Problem to solve:
Answer with one number: the count of lines in the listing below that hold the word "instance".

Stored items:
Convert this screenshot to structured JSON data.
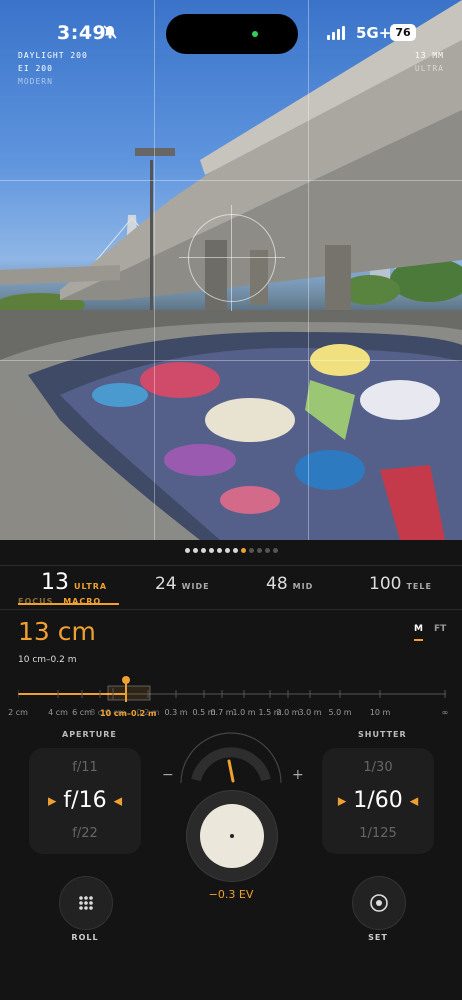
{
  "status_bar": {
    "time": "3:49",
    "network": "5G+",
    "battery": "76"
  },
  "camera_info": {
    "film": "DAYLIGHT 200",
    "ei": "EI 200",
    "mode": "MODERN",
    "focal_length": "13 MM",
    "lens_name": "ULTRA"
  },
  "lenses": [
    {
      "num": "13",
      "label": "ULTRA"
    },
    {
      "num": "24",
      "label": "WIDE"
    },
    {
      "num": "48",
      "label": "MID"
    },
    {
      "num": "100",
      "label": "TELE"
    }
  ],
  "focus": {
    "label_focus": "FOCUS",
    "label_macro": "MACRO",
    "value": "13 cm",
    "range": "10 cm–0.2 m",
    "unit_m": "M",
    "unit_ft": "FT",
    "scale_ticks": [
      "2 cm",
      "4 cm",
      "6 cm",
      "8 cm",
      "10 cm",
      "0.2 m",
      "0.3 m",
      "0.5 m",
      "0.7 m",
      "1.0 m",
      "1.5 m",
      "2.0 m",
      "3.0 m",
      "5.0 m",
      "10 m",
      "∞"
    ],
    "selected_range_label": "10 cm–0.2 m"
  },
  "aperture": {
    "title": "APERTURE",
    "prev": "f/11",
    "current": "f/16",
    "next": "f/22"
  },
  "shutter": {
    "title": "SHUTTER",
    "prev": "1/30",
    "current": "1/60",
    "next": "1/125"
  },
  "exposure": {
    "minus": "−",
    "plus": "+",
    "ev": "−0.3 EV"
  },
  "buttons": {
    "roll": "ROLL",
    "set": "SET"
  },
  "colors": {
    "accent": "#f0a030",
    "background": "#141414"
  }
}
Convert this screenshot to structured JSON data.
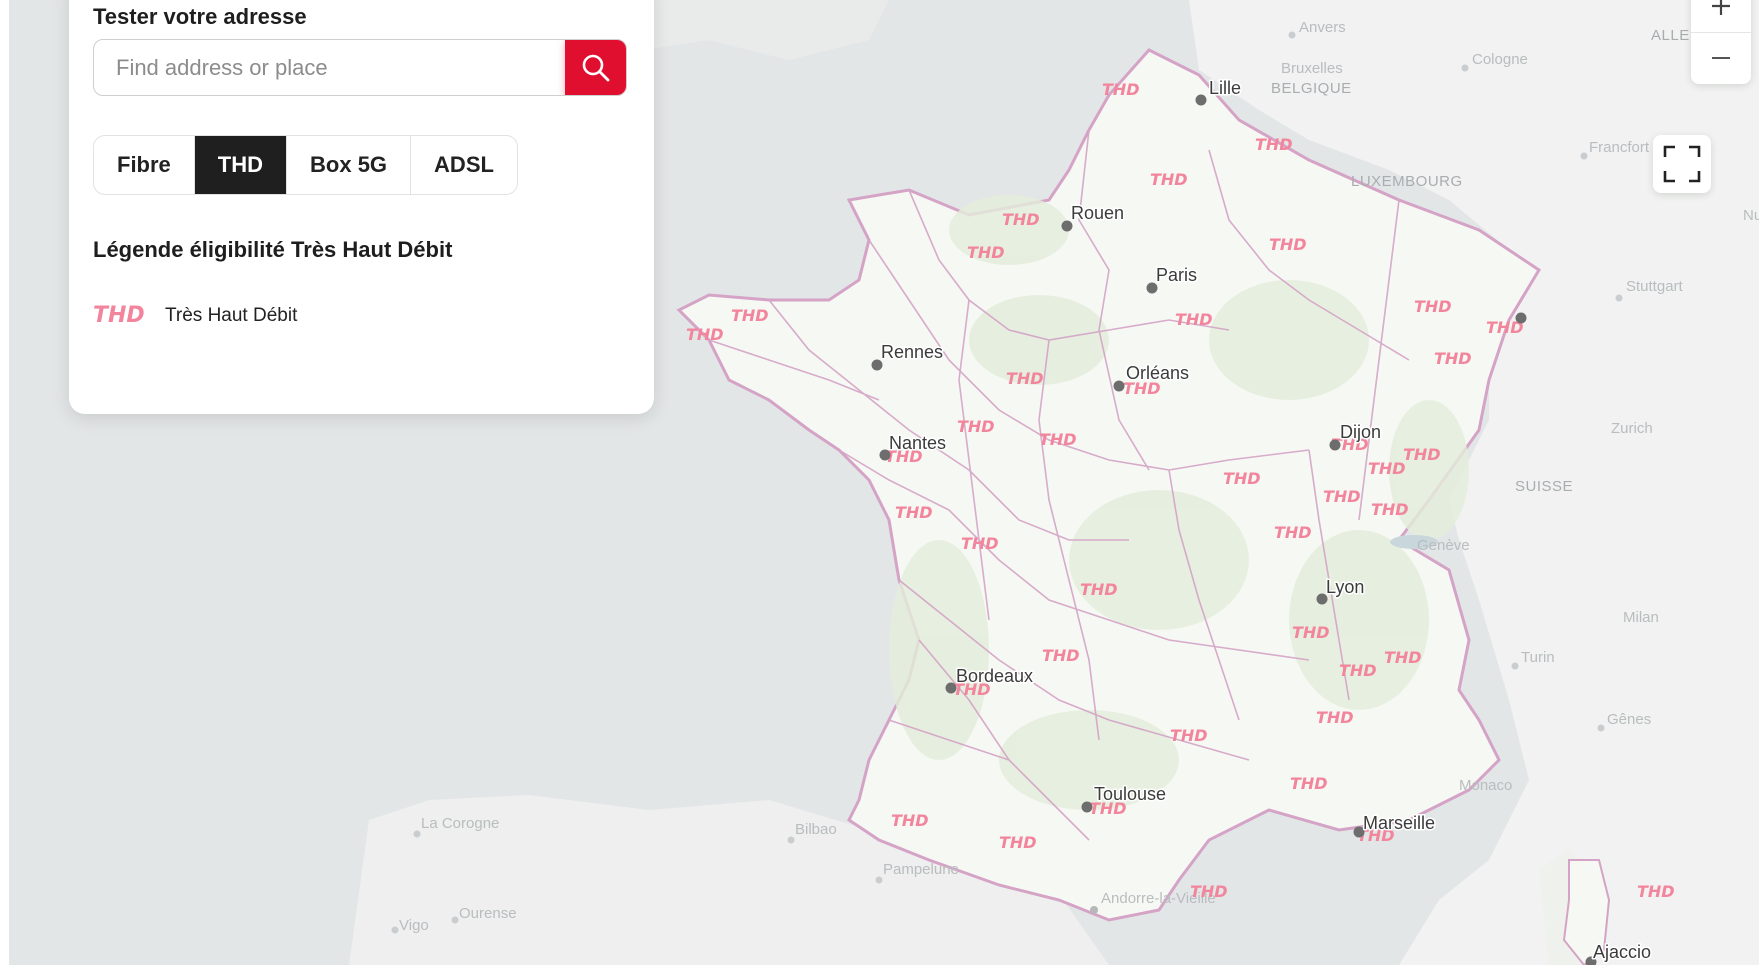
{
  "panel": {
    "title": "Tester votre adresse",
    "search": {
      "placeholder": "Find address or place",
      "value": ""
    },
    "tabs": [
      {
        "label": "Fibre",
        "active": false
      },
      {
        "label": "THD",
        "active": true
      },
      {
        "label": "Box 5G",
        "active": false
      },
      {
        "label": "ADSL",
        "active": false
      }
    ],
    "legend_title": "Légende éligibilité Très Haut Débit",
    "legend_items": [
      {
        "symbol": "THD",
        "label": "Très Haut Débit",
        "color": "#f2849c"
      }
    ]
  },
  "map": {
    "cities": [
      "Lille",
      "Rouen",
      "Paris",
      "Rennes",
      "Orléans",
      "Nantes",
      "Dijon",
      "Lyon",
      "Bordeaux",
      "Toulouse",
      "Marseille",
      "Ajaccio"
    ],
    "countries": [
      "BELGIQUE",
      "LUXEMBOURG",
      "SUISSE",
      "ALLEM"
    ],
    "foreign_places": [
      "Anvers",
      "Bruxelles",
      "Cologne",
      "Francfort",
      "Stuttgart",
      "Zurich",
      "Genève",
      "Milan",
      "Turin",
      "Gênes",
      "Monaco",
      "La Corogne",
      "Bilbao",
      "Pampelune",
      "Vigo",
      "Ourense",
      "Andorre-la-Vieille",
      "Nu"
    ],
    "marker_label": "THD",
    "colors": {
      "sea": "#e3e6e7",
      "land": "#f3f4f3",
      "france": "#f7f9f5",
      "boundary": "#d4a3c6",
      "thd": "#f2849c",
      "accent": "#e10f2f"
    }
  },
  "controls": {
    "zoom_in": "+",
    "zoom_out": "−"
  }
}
==
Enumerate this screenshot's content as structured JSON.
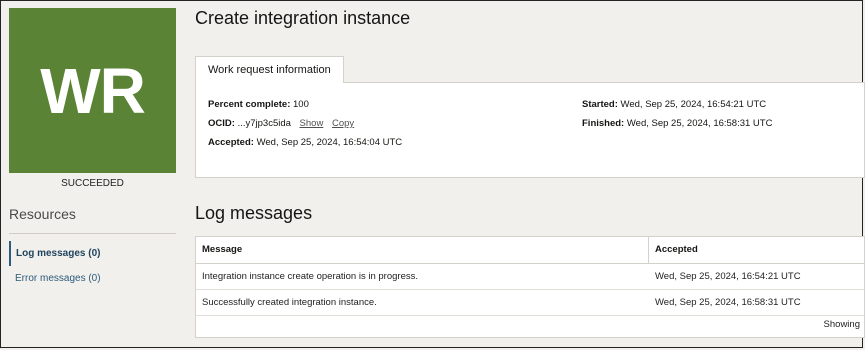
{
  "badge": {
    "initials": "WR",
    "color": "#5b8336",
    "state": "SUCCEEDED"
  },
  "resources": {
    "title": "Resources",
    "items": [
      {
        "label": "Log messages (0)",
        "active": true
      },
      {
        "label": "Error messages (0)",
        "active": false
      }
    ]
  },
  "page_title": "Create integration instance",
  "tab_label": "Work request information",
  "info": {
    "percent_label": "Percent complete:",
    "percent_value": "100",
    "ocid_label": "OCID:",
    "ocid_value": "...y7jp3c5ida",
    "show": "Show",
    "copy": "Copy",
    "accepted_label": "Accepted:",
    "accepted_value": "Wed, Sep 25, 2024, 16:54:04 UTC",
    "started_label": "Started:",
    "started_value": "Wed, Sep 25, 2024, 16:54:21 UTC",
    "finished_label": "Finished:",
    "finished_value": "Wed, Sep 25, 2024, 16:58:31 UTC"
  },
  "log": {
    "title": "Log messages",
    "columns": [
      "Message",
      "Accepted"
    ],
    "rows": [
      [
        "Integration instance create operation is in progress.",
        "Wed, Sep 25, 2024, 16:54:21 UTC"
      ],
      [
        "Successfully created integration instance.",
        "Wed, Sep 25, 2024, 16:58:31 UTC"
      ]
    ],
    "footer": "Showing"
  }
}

Answer to this exercise:
3